[Page transcription entries]
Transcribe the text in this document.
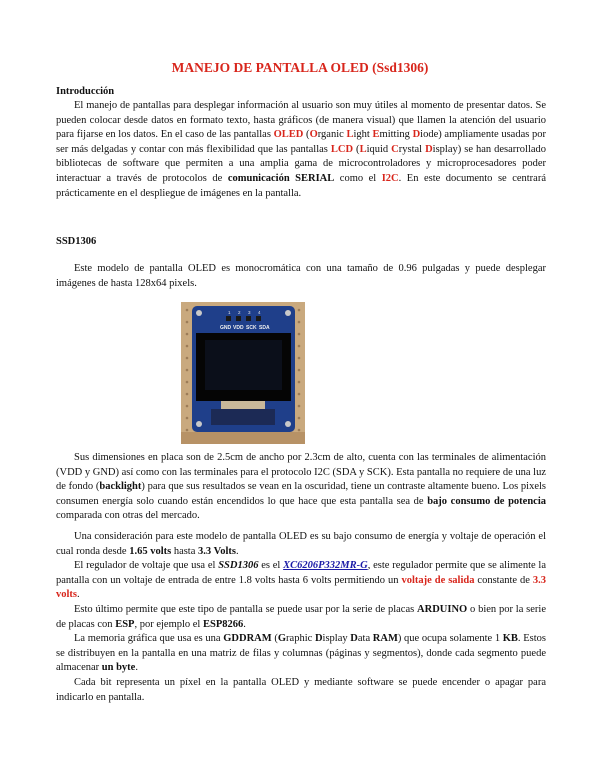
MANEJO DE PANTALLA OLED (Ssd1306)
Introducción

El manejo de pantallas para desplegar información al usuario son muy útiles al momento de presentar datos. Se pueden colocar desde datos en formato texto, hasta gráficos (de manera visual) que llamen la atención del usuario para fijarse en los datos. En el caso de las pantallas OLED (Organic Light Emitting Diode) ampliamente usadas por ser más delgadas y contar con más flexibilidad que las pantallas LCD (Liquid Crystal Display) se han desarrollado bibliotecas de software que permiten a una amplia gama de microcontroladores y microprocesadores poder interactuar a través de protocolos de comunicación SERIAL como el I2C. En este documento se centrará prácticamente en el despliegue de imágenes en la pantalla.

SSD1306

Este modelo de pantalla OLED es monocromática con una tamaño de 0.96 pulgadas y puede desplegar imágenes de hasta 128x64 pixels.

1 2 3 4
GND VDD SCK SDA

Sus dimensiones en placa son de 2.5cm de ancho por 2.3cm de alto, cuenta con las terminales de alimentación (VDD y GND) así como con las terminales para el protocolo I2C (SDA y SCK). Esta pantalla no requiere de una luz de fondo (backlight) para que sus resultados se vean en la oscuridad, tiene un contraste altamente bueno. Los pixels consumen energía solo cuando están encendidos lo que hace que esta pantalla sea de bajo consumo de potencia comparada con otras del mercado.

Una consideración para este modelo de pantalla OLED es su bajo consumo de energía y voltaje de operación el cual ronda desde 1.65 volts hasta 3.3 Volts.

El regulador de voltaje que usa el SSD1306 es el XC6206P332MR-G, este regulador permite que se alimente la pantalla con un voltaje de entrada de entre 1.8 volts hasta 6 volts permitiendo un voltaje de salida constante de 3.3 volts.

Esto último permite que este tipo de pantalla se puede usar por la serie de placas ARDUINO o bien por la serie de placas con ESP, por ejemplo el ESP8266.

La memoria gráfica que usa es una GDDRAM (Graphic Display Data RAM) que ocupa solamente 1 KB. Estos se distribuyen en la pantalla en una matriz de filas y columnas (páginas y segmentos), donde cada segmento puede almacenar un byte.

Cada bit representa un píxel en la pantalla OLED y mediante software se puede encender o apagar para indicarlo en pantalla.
==
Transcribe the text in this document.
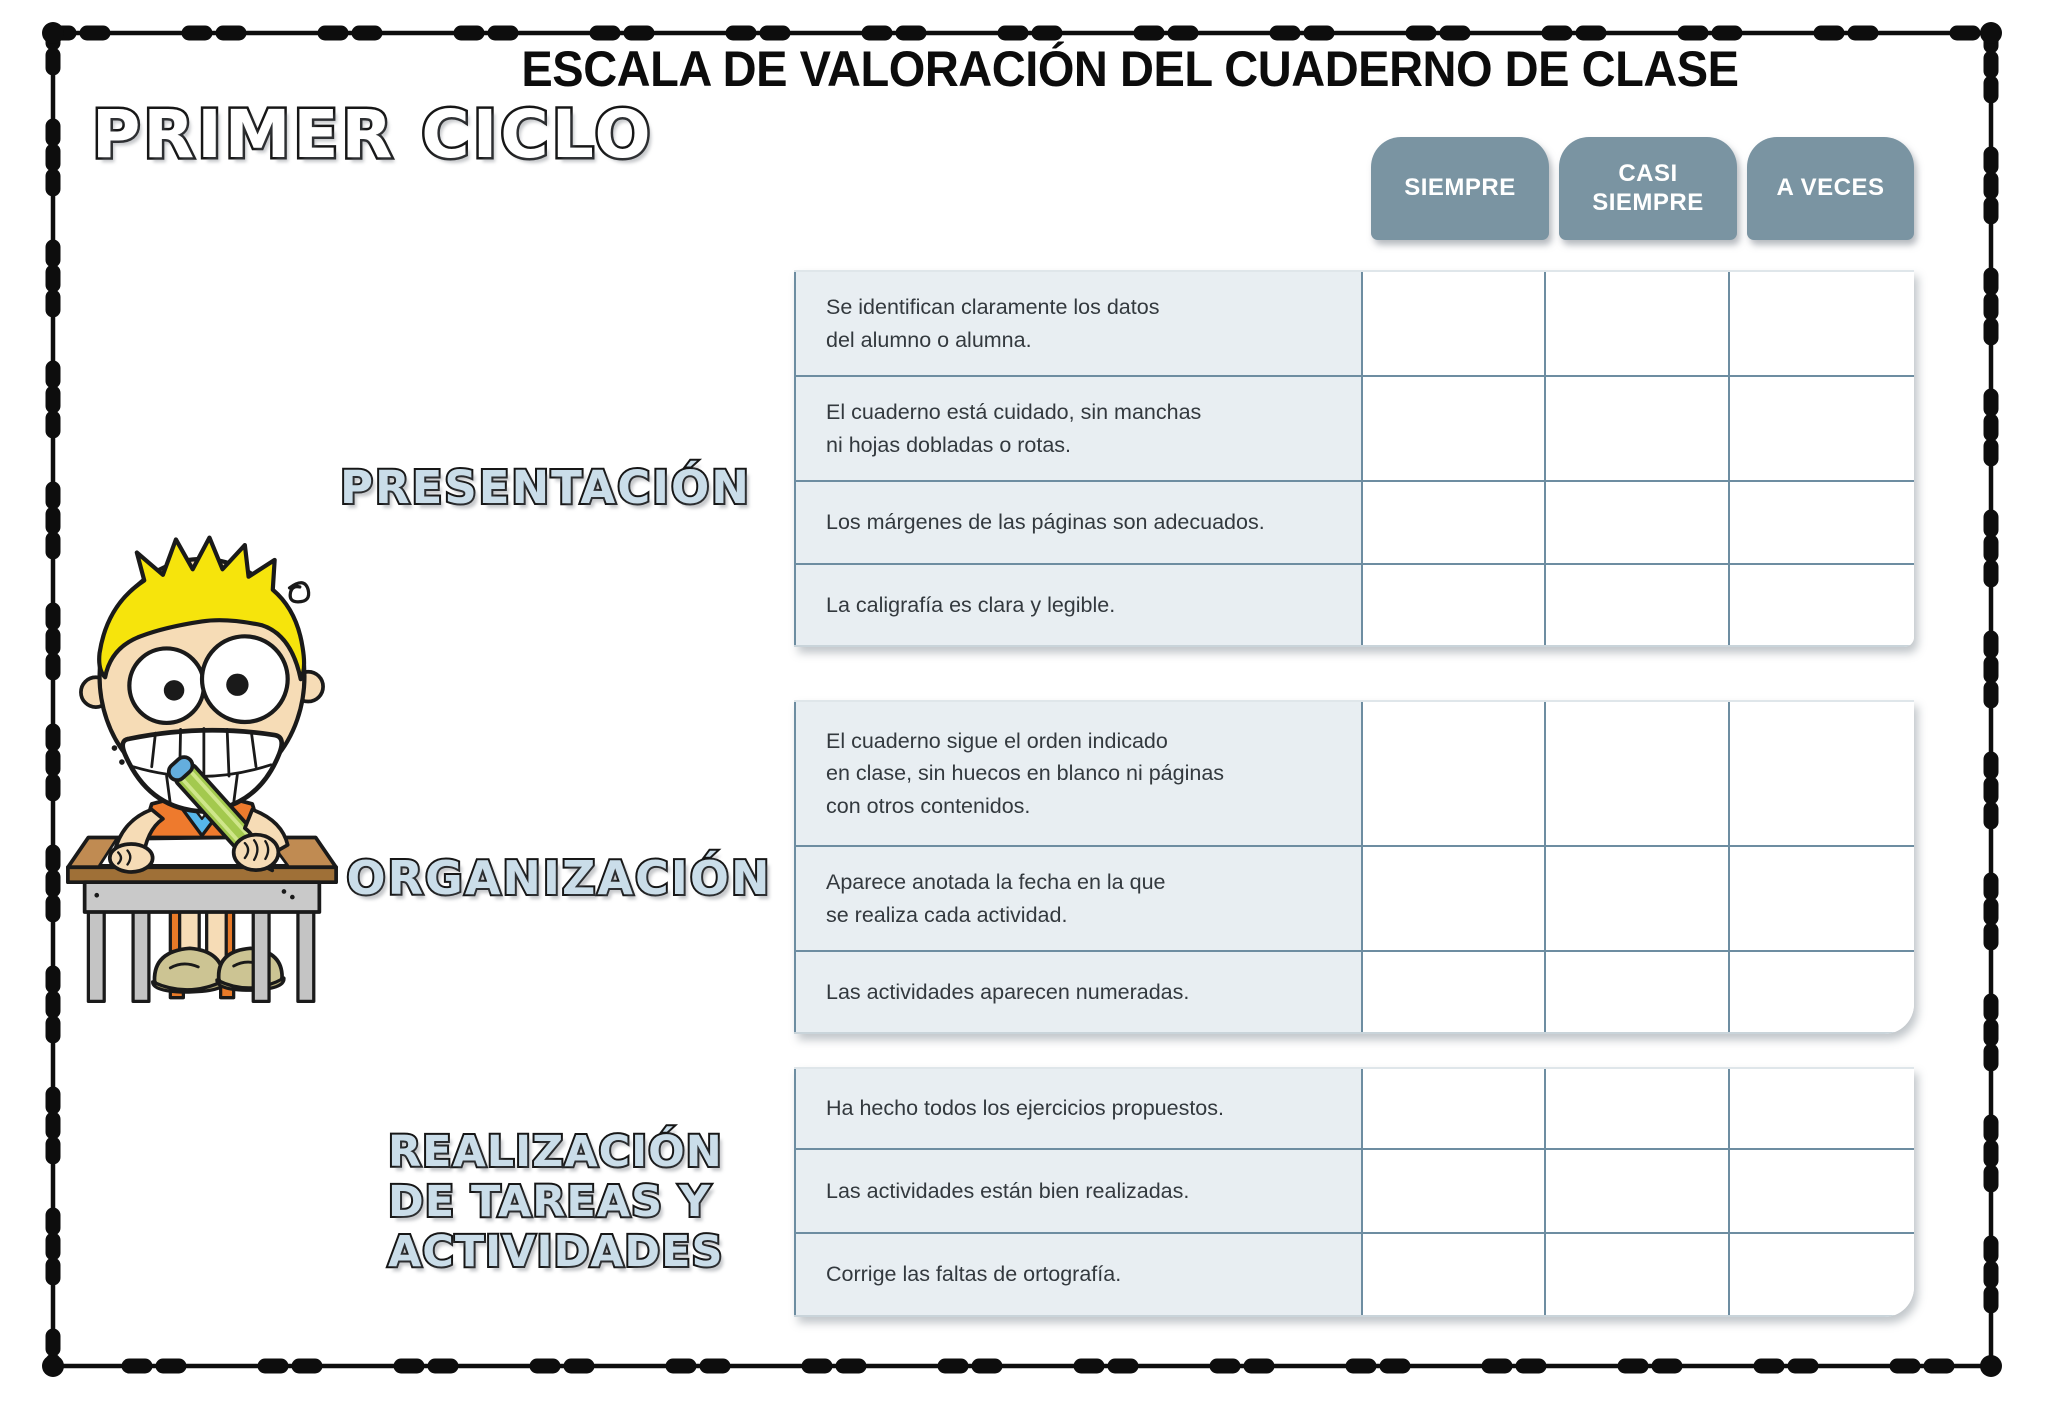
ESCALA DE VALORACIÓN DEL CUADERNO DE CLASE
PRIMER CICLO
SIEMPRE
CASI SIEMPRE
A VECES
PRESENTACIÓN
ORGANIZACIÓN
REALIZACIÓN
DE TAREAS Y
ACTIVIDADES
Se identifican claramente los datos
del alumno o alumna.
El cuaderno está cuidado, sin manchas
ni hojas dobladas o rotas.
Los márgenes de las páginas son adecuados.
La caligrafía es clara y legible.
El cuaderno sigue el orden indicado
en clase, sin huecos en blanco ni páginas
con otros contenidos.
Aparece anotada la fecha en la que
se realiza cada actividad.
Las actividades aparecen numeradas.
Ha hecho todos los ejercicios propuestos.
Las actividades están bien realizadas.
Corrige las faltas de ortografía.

=== What you have to do ===
Some lines above hold the word "consumo". Copy all of them.

=== Worked solution ===
Sus dimensiones en placa son de 2.5cm de ancho por 2.3cm de alto, cuenta con las terminales de alimentación (VDD y GND) así como con las terminales para el protocolo I2C (SDA y SCK). Esta pantalla no requiere de una luz de fondo (backlight) para que sus resultados se vean en la oscuridad, tiene un contraste altamente bueno. Los pixels consumen energía solo cuando están encendidos lo que hace que esta pantalla sea de bajo consumo de potencia comparada con otras del mercado.
Una consideración para este modelo de pantalla OLED es su bajo consumo de energía y voltaje de operación el cual ronda desde 1.65 volts hasta 3.3 Volts.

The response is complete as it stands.